* [Data shown]
*-*-*
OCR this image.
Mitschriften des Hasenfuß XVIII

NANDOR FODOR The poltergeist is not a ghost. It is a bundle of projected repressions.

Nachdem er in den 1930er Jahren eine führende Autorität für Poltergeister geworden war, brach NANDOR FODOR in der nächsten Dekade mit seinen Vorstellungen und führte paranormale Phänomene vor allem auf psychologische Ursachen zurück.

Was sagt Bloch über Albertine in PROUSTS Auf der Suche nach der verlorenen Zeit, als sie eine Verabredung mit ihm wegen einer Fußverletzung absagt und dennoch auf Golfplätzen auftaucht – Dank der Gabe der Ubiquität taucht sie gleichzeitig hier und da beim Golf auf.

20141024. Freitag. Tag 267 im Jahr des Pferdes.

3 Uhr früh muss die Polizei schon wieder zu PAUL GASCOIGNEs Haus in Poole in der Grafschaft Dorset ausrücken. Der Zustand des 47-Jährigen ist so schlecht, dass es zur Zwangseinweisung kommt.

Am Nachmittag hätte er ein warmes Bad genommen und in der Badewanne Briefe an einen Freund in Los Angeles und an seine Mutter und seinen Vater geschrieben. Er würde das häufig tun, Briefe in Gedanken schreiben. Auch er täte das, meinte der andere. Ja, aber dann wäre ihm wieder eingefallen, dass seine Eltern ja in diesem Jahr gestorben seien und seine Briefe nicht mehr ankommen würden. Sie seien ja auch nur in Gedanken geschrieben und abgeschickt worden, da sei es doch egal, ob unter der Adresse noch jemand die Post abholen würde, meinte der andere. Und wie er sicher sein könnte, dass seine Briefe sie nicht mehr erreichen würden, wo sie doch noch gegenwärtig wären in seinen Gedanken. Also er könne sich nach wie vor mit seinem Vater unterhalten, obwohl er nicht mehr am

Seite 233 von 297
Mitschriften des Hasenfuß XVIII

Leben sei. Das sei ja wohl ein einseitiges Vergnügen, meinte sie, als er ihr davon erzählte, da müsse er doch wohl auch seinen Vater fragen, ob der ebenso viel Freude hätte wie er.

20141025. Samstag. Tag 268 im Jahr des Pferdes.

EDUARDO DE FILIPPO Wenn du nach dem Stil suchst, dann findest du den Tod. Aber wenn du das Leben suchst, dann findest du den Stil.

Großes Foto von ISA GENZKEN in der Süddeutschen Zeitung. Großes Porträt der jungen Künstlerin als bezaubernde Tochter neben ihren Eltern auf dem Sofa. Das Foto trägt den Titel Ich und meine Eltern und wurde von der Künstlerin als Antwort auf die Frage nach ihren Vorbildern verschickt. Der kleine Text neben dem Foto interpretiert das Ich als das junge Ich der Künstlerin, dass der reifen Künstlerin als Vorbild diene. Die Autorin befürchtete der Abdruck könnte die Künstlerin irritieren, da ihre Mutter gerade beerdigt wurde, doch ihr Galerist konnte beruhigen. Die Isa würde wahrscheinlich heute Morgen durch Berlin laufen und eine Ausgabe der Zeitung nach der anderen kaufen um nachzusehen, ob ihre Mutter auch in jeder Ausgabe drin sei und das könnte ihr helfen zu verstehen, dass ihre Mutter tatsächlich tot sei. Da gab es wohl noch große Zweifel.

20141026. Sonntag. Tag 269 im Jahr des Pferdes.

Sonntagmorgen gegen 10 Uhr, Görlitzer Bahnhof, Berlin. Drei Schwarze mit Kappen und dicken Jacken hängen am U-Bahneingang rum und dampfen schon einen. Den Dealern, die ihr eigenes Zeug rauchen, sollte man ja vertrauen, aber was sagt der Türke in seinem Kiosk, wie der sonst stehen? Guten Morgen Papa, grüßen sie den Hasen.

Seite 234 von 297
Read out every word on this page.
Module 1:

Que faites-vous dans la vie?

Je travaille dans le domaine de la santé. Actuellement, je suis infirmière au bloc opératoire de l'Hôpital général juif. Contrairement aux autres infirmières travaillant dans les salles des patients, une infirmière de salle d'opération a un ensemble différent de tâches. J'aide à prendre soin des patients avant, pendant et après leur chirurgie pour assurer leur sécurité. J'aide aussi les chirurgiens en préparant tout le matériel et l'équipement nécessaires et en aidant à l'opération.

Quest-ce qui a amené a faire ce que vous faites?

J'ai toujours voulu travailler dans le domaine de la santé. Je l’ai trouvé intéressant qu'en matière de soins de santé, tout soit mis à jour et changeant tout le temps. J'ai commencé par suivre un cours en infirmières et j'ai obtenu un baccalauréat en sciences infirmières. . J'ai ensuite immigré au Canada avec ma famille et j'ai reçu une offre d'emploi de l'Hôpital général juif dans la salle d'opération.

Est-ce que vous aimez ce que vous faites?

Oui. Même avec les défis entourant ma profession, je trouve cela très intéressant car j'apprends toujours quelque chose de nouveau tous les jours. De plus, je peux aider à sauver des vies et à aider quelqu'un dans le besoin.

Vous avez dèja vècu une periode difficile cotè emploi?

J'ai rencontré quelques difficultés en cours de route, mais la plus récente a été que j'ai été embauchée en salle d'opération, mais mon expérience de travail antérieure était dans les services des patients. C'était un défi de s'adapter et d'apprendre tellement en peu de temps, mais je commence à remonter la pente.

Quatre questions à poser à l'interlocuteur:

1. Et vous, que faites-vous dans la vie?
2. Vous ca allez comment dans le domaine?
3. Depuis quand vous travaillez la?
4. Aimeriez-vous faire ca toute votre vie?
*-*-*
* [Work to complete] A complete, exact copy of the entries above is what is wanted.

* [Result of this exercise]
OCR this image.
Mitschriften des Hasenfuß XVIII

NANDOR FODOR The poltergeist is not a ghost. It is a bundle of projected repressions.

Nachdem er in den 1930er Jahren eine führende Autorität für Poltergeister geworden war, brach NANDOR FODOR in der nächsten Dekade mit seinen Vorstellungen und führte paranormale Phänomene vor allem auf psychologische Ursachen zurück.

Was sagt Bloch über Albertine in PROUSTS Auf der Suche nach der verlorenen Zeit, als sie eine Verabredung mit ihm wegen einer Fußverletzung absagt und dennoch auf Golfplätzen auftaucht – Dank der Gabe der Ubiquität taucht sie gleichzeitig hier und da beim Golf auf.

20141024. Freitag. Tag 267 im Jahr des Pferdes.

3 Uhr früh muss die Polizei schon wieder zu PAUL GASCOIGNEs Haus in Poole in der Grafschaft Dorset ausrücken. Der Zustand des 47-Jährigen ist so schlecht, dass es zur Zwangseinweisung kommt.

Am Nachmittag hätte er ein warmes Bad genommen und in der Badewanne Briefe an einen Freund in Los Angeles und an seine Mutter und seinen Vater geschrieben. Er würde das häufig tun, Briefe in Gedanken schreiben. Auch er täte das, meinte der andere. Ja, aber dann wäre ihm wieder eingefallen, dass seine Eltern ja in diesem Jahr gestorben seien und seine Briefe nicht mehr ankommen würden. Sie seien ja auch nur in Gedanken geschrieben und abgeschickt worden, da sei es doch egal, ob unter der Adresse noch jemand die Post abholen würde, meinte der andere. Und wie er sicher sein könnte, dass seine Briefe sie nicht mehr erreichen würden, wo sie doch noch gegenwärtig wären in seinen Gedanken. Also er könne sich nach wie vor mit seinem Vater unterhalten, obwohl er nicht mehr am

Seite 233 von 297
Mitschriften des Hasenfuß XVIII

Leben sei. Das sei ja wohl ein einseitiges Vergnügen, meinte sie, als er ihr davon erzählte, da müsse er doch wohl auch seinen Vater fragen, ob der ebenso viel Freude hätte wie er.

20141025. Samstag. Tag 268 im Jahr des Pferdes.

EDUARDO DE FILIPPO Wenn du nach dem Stil suchst, dann findest du den Tod. Aber wenn du das Leben suchst, dann findest du den Stil.

Großes Foto von ISA GENZKEN in der Süddeutschen Zeitung. Großes Porträt der jungen Künstlerin als bezaubernde Tochter neben ihren Eltern auf dem Sofa. Das Foto trägt den Titel Ich und meine Eltern und wurde von der Künstlerin als Antwort auf die Frage nach ihren Vorbildern verschickt. Der kleine Text neben dem Foto interpretiert das Ich als das junge Ich der Künstlerin, dass der reifen Künstlerin als Vorbild diene. Die Autorin befürchtete der Abdruck könnte die Künstlerin irritieren, da ihre Mutter gerade beerdigt wurde, doch ihr Galerist konnte beruhigen. Die Isa würde wahrscheinlich heute Morgen durch Berlin laufen und eine Ausgabe der Zeitung nach der anderen kaufen um nachzusehen, ob ihre Mutter auch in jeder Ausgabe drin sei und das könnte ihr helfen zu verstehen, dass ihre Mutter tatsächlich tot sei. Da gab es wohl noch große Zweifel.

20141026. Sonntag. Tag 269 im Jahr des Pferdes.

Sonntagmorgen gegen 10 Uhr, Görlitzer Bahnhof, Berlin. Drei Schwarze mit Kappen und dicken Jacken hängen am U-Bahneingang rum und dampfen schon einen. Den Dealern, die ihr eigenes Zeug rauchen, sollte man ja vertrauen, aber was sagt der Türke in seinem Kiosk, wie der sonst stehen? Guten Morgen Papa, grüßen sie den Hasen.

Seite 234 von 297
Read out every word on this page.
Module 1:

Que faites-vous dans la vie?

Je travaille dans le domaine de la santé. Actuellement, je suis infirmière au bloc opératoire de l'Hôpital général juif. Contrairement aux autres infirmières travaillant dans les salles des patients, une infirmière de salle d'opération a un ensemble différent de tâches. J'aide à prendre soin des patients avant, pendant et après leur chirurgie pour assurer leur sécurité. J'aide aussi les chirurgiens en préparant tout le matériel et l'équipement nécessaires et en aidant à l'opération.

Quest-ce qui a amené a faire ce que vous faites?

J'ai toujours voulu travailler dans le domaine de la santé. Je l’ai trouvé intéressant qu'en matière de soins de santé, tout soit mis à jour et changeant tout le temps. J'ai commencé par suivre un cours en infirmières et j'ai obtenu un baccalauréat en sciences infirmières. . J'ai ensuite immigré au Canada avec ma famille et j'ai reçu une offre d'emploi de l'Hôpital général juif dans la salle d'opération.

Est-ce que vous aimez ce que vous faites?

Oui. Même avec les défis entourant ma profession, je trouve cela très intéressant car j'apprends toujours quelque chose de nouveau tous les jours. De plus, je peux aider à sauver des vies et à aider quelqu'un dans le besoin.

Vous avez dèja vècu une periode difficile cotè emploi?

J'ai rencontré quelques difficultés en cours de route, mais la plus récente a été que j'ai été embauchée en salle d'opération, mais mon expérience de travail antérieure était dans les services des patients. C'était un défi de s'adapter et d'apprendre tellement en peu de temps, mais je commence à remonter la pente.

Quatre questions à poser à l'interlocuteur:

1. Et vous, que faites-vous dans la vie?
2. Vous ca allez comment dans le domaine?
3. Depuis quand vous travaillez la?
4. Aimeriez-vous faire ca toute votre vie?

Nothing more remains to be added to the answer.